▶ **EXERCISE**: Do not include the pictures; repeat the rest of the data exactly.

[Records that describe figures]

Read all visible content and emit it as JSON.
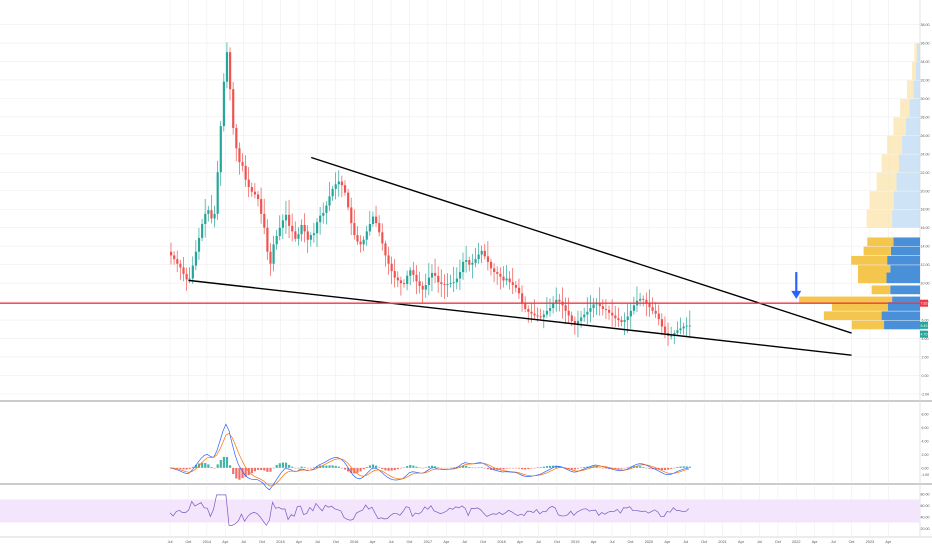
{
  "colors": {
    "up": "#26a69a",
    "down": "#ef5350",
    "trendline": "#000000",
    "support": "#f23645",
    "arrow": "#2962ff",
    "vp_up": "#4a90d9",
    "vp_down": "#f5c64d",
    "vp_up_light": "#c5dff5",
    "vp_down_light": "#fbe6b5",
    "macd_line": "#2962ff",
    "signal_line": "#ff6d00",
    "rsi_line": "#7e57c2",
    "rsi_band": "#f3e5fc",
    "grid": "#eeeeee"
  },
  "chart_data": {
    "type": "candlestick",
    "title": "",
    "time_axis": {
      "labels": [
        "Jul",
        "Oct",
        "2014",
        "Apr",
        "Jul",
        "Oct",
        "2015",
        "Apr",
        "Jul",
        "Oct",
        "2016",
        "Apr",
        "Jul",
        "Oct",
        "2017",
        "Apr",
        "Jul",
        "Oct",
        "2018",
        "Apr",
        "Jul",
        "Oct",
        "2019",
        "Apr",
        "Jul",
        "Oct",
        "2020",
        "Apr",
        "Jul",
        "Oct",
        "2021",
        "Apr",
        "Jul",
        "Oct",
        "2022",
        "Apr",
        "Jul",
        "Oct",
        "2023",
        "Apr"
      ],
      "start": "2013-07",
      "end": "2023-04"
    },
    "price_axis": {
      "ticks": [
        "38.00",
        "36.00",
        "34.00",
        "32.00",
        "30.00",
        "28.00",
        "26.00",
        "24.00",
        "22.00",
        "20.00",
        "18.00",
        "16.00",
        "14.00",
        "12.00",
        "10.00",
        "8.00",
        "6.00",
        "4.00",
        "2.00",
        "0.00",
        "-2.00"
      ],
      "range": [
        -2,
        40
      ]
    },
    "price_labels": [
      {
        "text": "7.83",
        "color": "#f23645",
        "value": 7.83
      },
      {
        "text": "5.43",
        "color": "#26a69a",
        "value": 5.43
      },
      {
        "text": "4.70",
        "color": "#26a69a",
        "value": 4.7
      }
    ],
    "closes": [
      13.0,
      12.6,
      12.1,
      11.7,
      11.0,
      10.4,
      10.5,
      11.9,
      13.4,
      14.9,
      16.4,
      17.5,
      17.9,
      17.0,
      17.5,
      22.0,
      27.0,
      31.8,
      35.0,
      31.0,
      26.8,
      24.6,
      23.1,
      22.7,
      21.2,
      20.4,
      19.9,
      19.6,
      19.1,
      17.5,
      16.0,
      13.4,
      12.1,
      14.2,
      15.1,
      16.0,
      16.8,
      17.4,
      16.2,
      15.6,
      14.8,
      15.3,
      16.3,
      15.6,
      14.7,
      15.2,
      15.4,
      16.6,
      17.3,
      17.6,
      18.4,
      19.4,
      20.2,
      20.7,
      21.0,
      20.6,
      19.8,
      18.2,
      16.5,
      15.2,
      14.5,
      14.2,
      14.7,
      15.6,
      16.4,
      17.2,
      16.5,
      15.5,
      14.3,
      13.0,
      12.1,
      11.3,
      10.6,
      10.3,
      10.0,
      9.9,
      10.8,
      11.4,
      10.9,
      10.2,
      9.7,
      9.3,
      9.8,
      10.6,
      11.1,
      10.8,
      10.1,
      9.9,
      9.8,
      9.9,
      10.0,
      10.1,
      10.5,
      11.2,
      12.3,
      12.5,
      12.0,
      12.2,
      12.6,
      13.1,
      13.5,
      12.9,
      12.3,
      11.6,
      11.2,
      11.0,
      10.7,
      10.3,
      10.5,
      10.1,
      9.8,
      9.5,
      8.9,
      7.8,
      7.2,
      6.9,
      6.7,
      6.5,
      6.4,
      6.3,
      6.6,
      7.0,
      7.3,
      7.8,
      8.2,
      8.0,
      7.6,
      7.0,
      6.5,
      5.9,
      5.6,
      5.9,
      6.3,
      6.6,
      6.9,
      7.3,
      7.7,
      7.9,
      7.5,
      7.2,
      7.1,
      6.8,
      6.5,
      6.2,
      6.0,
      5.8,
      6.0,
      6.4,
      7.0,
      7.6,
      8.1,
      8.3,
      8.2,
      7.9,
      7.4,
      7.0,
      6.7,
      6.1,
      5.3,
      4.6,
      4.3,
      4.3,
      4.6,
      4.9,
      5.1,
      5.3,
      5.4,
      5.4
    ],
    "highs_note": "",
    "trendlines": [
      {
        "name": "upper",
        "from": {
          "date": "2015-06",
          "price": 23.6
        },
        "to": {
          "date": "2022-10",
          "price": 4.6
        }
      },
      {
        "name": "lower",
        "from": {
          "date": "2013-10",
          "price": 10.3
        },
        "to": {
          "date": "2022-10",
          "price": 2.2
        }
      }
    ],
    "horizontal_line": {
      "price": 7.83
    },
    "volume_profile": [
      {
        "price": 34.0,
        "up": 1.0,
        "down": 0.8
      },
      {
        "price": 32.0,
        "up": 1.4,
        "down": 1.2
      },
      {
        "price": 30.0,
        "up": 2.2,
        "down": 2.0
      },
      {
        "price": 28.0,
        "up": 3.4,
        "down": 3.0
      },
      {
        "price": 26.0,
        "up": 4.6,
        "down": 4.0
      },
      {
        "price": 24.0,
        "up": 5.8,
        "down": 4.8
      },
      {
        "price": 22.0,
        "up": 6.8,
        "down": 5.6
      },
      {
        "price": 20.0,
        "up": 7.6,
        "down": 6.4
      },
      {
        "price": 18.0,
        "up": 8.4,
        "down": 7.8
      },
      {
        "price": 16.0,
        "up": 9.0,
        "down": 8.2
      },
      {
        "price": 14.0,
        "up": 8.6,
        "down": 8.4
      },
      {
        "price": 13.0,
        "up": 9.4,
        "down": 8.8
      },
      {
        "price": 12.0,
        "up": 10.6,
        "down": 11.6
      },
      {
        "price": 11.0,
        "up": 9.6,
        "down": 10.4
      },
      {
        "price": 10.0,
        "up": 10.8,
        "down": 9.2
      },
      {
        "price": 8.8,
        "up": 9.6,
        "down": 6.0
      },
      {
        "price": 7.8,
        "up": 9.0,
        "down": 30.0
      },
      {
        "price": 7.0,
        "up": 10.4,
        "down": 18.0
      },
      {
        "price": 6.0,
        "up": 12.4,
        "down": 18.6
      },
      {
        "price": 5.0,
        "up": 11.6,
        "down": 10.4
      }
    ],
    "volume_profile_bright_below": 14.0,
    "arrow_note": {
      "date": "2022-01",
      "from_price": 11.2,
      "to_price": 8.3
    },
    "macd_axis": {
      "ticks": [
        "8.00",
        "6.00",
        "4.00",
        "2.00",
        "0.00",
        "-1.00"
      ]
    },
    "rsi_axis": {
      "ticks": [
        "80.00",
        "60.00",
        "40.00",
        "20.00"
      ],
      "band": [
        30,
        70
      ]
    }
  }
}
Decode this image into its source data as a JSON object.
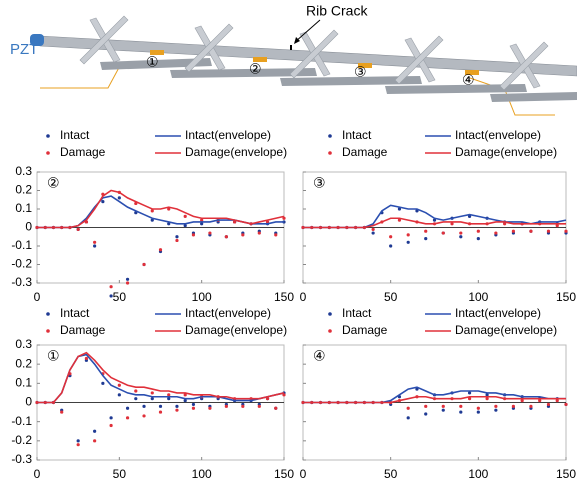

▶ **SOLUTION TO THIS PROBLEM**:
Read all visible content and emit it as JSON.
{
  "colors": {
    "up": "#26a69a",
    "down": "#ef5350",
    "trendline": "#000000",
    "support": "#f23645",
    "arrow": "#2962ff",
    "vp_up": "#4a90d9",
    "vp_down": "#f5c64d",
    "vp_up_light": "#c5dff5",
    "vp_down_light": "#fbe6b5",
    "macd_line": "#2962ff",
    "signal_line": "#ff6d00",
    "rsi_line": "#7e57c2",
    "rsi_band": "#f3e5fc",
    "grid": "#eeeeee"
  },
  "chart_data": {
    "type": "candlestick",
    "title": "",
    "time_axis": {
      "labels": [
        "Jul",
        "Oct",
        "2014",
        "Apr",
        "Jul",
        "Oct",
        "2015",
        "Apr",
        "Jul",
        "Oct",
        "2016",
        "Apr",
        "Jul",
        "Oct",
        "2017",
        "Apr",
        "Jul",
        "Oct",
        "2018",
        "Apr",
        "Jul",
        "Oct",
        "2019",
        "Apr",
        "Jul",
        "Oct",
        "2020",
        "Apr",
        "Jul",
        "Oct",
        "2021",
        "Apr",
        "Jul",
        "Oct",
        "2022",
        "Apr",
        "Jul",
        "Oct",
        "2023",
        "Apr"
      ],
      "start": "2013-07",
      "end": "2023-04"
    },
    "price_axis": {
      "ticks": [
        "38.00",
        "36.00",
        "34.00",
        "32.00",
        "30.00",
        "28.00",
        "26.00",
        "24.00",
        "22.00",
        "20.00",
        "18.00",
        "16.00",
        "14.00",
        "12.00",
        "10.00",
        "8.00",
        "6.00",
        "4.00",
        "2.00",
        "0.00",
        "-2.00"
      ],
      "range": [
        -2,
        40
      ]
    },
    "price_labels": [
      {
        "text": "7.83",
        "color": "#f23645",
        "value": 7.83
      },
      {
        "text": "5.43",
        "color": "#26a69a",
        "value": 5.43
      },
      {
        "text": "4.70",
        "color": "#26a69a",
        "value": 4.7
      }
    ],
    "closes": [
      13.0,
      12.6,
      12.1,
      11.7,
      11.0,
      10.4,
      10.5,
      11.9,
      13.4,
      14.9,
      16.4,
      17.5,
      17.9,
      17.0,
      17.5,
      22.0,
      27.0,
      31.8,
      35.0,
      31.0,
      26.8,
      24.6,
      23.1,
      22.7,
      21.2,
      20.4,
      19.9,
      19.6,
      19.1,
      17.5,
      16.0,
      13.4,
      12.1,
      14.2,
      15.1,
      16.0,
      16.8,
      17.4,
      16.2,
      15.6,
      14.8,
      15.3,
      16.3,
      15.6,
      14.7,
      15.2,
      15.4,
      16.6,
      17.3,
      17.6,
      18.4,
      19.4,
      20.2,
      20.7,
      21.0,
      20.6,
      19.8,
      18.2,
      16.5,
      15.2,
      14.5,
      14.2,
      14.7,
      15.6,
      16.4,
      17.2,
      16.5,
      15.5,
      14.3,
      13.0,
      12.1,
      11.3,
      10.6,
      10.3,
      10.0,
      9.9,
      10.8,
      11.4,
      10.9,
      10.2,
      9.7,
      9.3,
      9.8,
      10.6,
      11.1,
      10.8,
      10.1,
      9.9,
      9.8,
      9.9,
      10.0,
      10.1,
      10.5,
      11.2,
      12.3,
      12.5,
      12.0,
      12.2,
      12.6,
      13.1,
      13.5,
      12.9,
      12.3,
      11.6,
      11.2,
      11.0,
      10.7,
      10.3,
      10.5,
      10.1,
      9.8,
      9.5,
      8.9,
      7.8,
      7.2,
      6.9,
      6.7,
      6.5,
      6.4,
      6.3,
      6.6,
      7.0,
      7.3,
      7.8,
      8.2,
      8.0,
      7.6,
      7.0,
      6.5,
      5.9,
      5.6,
      5.9,
      6.3,
      6.6,
      6.9,
      7.3,
      7.7,
      7.9,
      7.5,
      7.2,
      7.1,
      6.8,
      6.5,
      6.2,
      6.0,
      5.8,
      6.0,
      6.4,
      7.0,
      7.6,
      8.1,
      8.3,
      8.2,
      7.9,
      7.4,
      7.0,
      6.7,
      6.1,
      5.3,
      4.6,
      4.3,
      4.3,
      4.6,
      4.9,
      5.1,
      5.3,
      5.4,
      5.4
    ],
    "highs_note": "",
    "trendlines": [
      {
        "name": "upper",
        "from": {
          "date": "2015-06",
          "price": 23.6
        },
        "to": {
          "date": "2022-10",
          "price": 4.6
        }
      },
      {
        "name": "lower",
        "from": {
          "date": "2013-10",
          "price": 10.3
        },
        "to": {
          "date": "2022-10",
          "price": 2.2
        }
      }
    ],
    "horizontal_line": {
      "price": 7.83
    },
    "volume_profile": [
      {
        "price": 34.0,
        "up": 1.0,
        "down": 0.8
      },
      {
        "price": 32.0,
        "up": 1.4,
        "down": 1.2
      },
      {
        "price": 30.0,
        "up": 2.2,
        "down": 2.0
      },
      {
        "price": 28.0,
        "up": 3.4,
        "down": 3.0
      },
      {
        "price": 26.0,
        "up": 4.6,
        "down": 4.0
      },
      {
        "price": 24.0,
        "up": 5.8,
        "down": 4.8
      },
      {
        "price": 22.0,
        "up": 6.8,
        "down": 5.6
      },
      {
        "price": 20.0,
        "up": 7.6,
        "down": 6.4
      },
      {
        "price": 18.0,
        "up": 8.4,
        "down": 7.8
      },
      {
        "price": 16.0,
        "up": 9.0,
        "down": 8.2
      },
      {
        "price": 14.0,
        "up": 8.6,
        "down": 8.4
      },
      {
        "price": 13.0,
        "up": 9.4,
        "down": 8.8
      },
      {
        "price": 12.0,
        "up": 10.6,
        "down": 11.6
      },
      {
        "price": 11.0,
        "up": 9.6,
        "down": 10.4
      },
      {
        "price": 10.0,
        "up": 10.8,
        "down": 9.2
      },
      {
        "price": 8.8,
        "up": 9.6,
        "down": 6.0
      },
      {
        "price": 7.8,
        "up": 9.0,
        "down": 30.0
      },
      {
        "price": 7.0,
        "up": 10.4,
        "down": 18.0
      },
      {
        "price": 6.0,
        "up": 12.4,
        "down": 18.6
      },
      {
        "price": 5.0,
        "up": 11.6,
        "down": 10.4
      }
    ],
    "volume_profile_bright_below": 14.0,
    "arrow_note": {
      "date": "2022-01",
      "from_price": 11.2,
      "to_price": 8.3
    },
    "macd_axis": {
      "ticks": [
        "8.00",
        "6.00",
        "4.00",
        "2.00",
        "0.00",
        "-1.00"
      ]
    },
    "rsi_axis": {
      "ticks": [
        "80.00",
        "60.00",
        "40.00",
        "20.00"
      ],
      "band": [
        30,
        70
      ]
    }
  }
}
Decode this image into its source data as a JSON object.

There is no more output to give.